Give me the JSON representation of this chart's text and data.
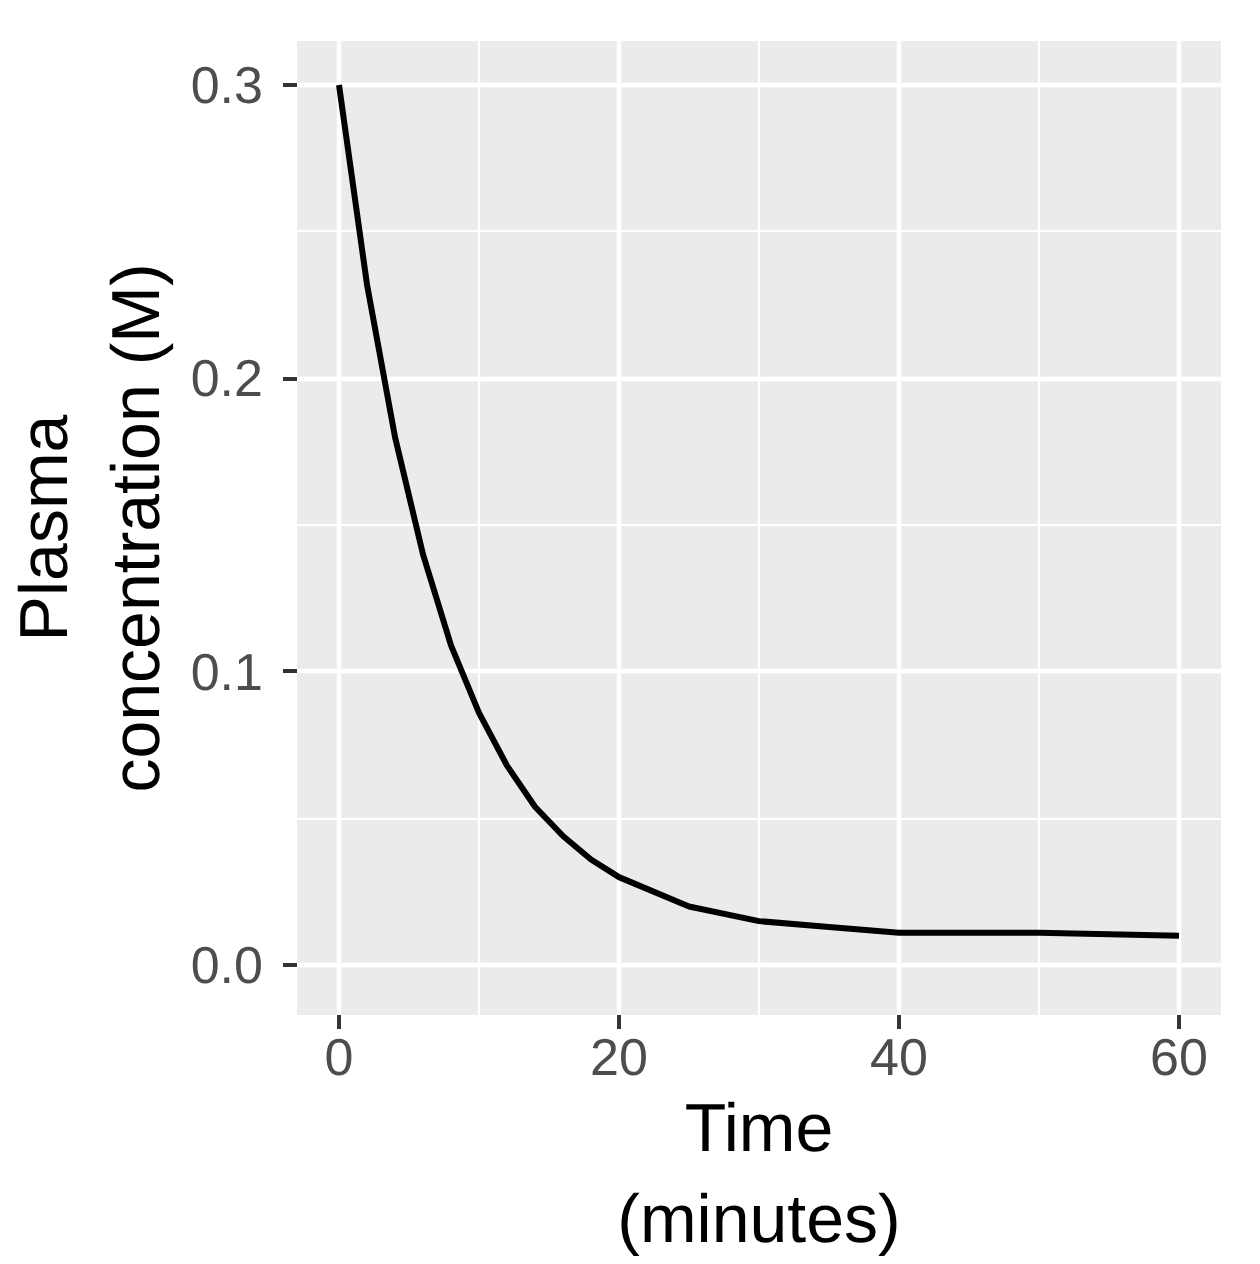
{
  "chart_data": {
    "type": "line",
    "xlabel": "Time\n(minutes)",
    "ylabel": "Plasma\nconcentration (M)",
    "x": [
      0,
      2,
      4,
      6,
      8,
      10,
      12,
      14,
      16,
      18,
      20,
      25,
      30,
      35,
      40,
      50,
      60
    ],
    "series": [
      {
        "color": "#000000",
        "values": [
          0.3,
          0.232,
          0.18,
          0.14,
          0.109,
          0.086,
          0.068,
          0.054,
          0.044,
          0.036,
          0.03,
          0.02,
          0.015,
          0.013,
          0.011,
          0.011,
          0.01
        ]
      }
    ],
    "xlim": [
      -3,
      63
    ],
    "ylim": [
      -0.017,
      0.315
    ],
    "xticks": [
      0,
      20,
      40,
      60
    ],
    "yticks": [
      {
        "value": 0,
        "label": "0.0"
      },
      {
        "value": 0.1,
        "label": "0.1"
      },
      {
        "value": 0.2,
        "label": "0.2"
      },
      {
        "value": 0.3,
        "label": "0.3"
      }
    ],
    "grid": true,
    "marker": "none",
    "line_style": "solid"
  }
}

○ ○ ○ ○ ○

## REQUIREMENT
Each line of the material must be retyped exactly, except that images are omitted.

## WRITTEN ANSWER
Give me the JSON representation of this chart's text and data.
{
  "chart_data": {
    "type": "line",
    "xlabel": "Time\n(minutes)",
    "ylabel": "Plasma\nconcentration (M)",
    "x": [
      0,
      2,
      4,
      6,
      8,
      10,
      12,
      14,
      16,
      18,
      20,
      25,
      30,
      35,
      40,
      50,
      60
    ],
    "series": [
      {
        "color": "#000000",
        "values": [
          0.3,
          0.232,
          0.18,
          0.14,
          0.109,
          0.086,
          0.068,
          0.054,
          0.044,
          0.036,
          0.03,
          0.02,
          0.015,
          0.013,
          0.011,
          0.011,
          0.01
        ]
      }
    ],
    "xlim": [
      -3,
      63
    ],
    "ylim": [
      -0.017,
      0.315
    ],
    "xticks": [
      0,
      20,
      40,
      60
    ],
    "yticks": [
      {
        "value": 0,
        "label": "0.0"
      },
      {
        "value": 0.1,
        "label": "0.1"
      },
      {
        "value": 0.2,
        "label": "0.2"
      },
      {
        "value": 0.3,
        "label": "0.3"
      }
    ],
    "grid": true,
    "marker": "none",
    "line_style": "solid"
  }
}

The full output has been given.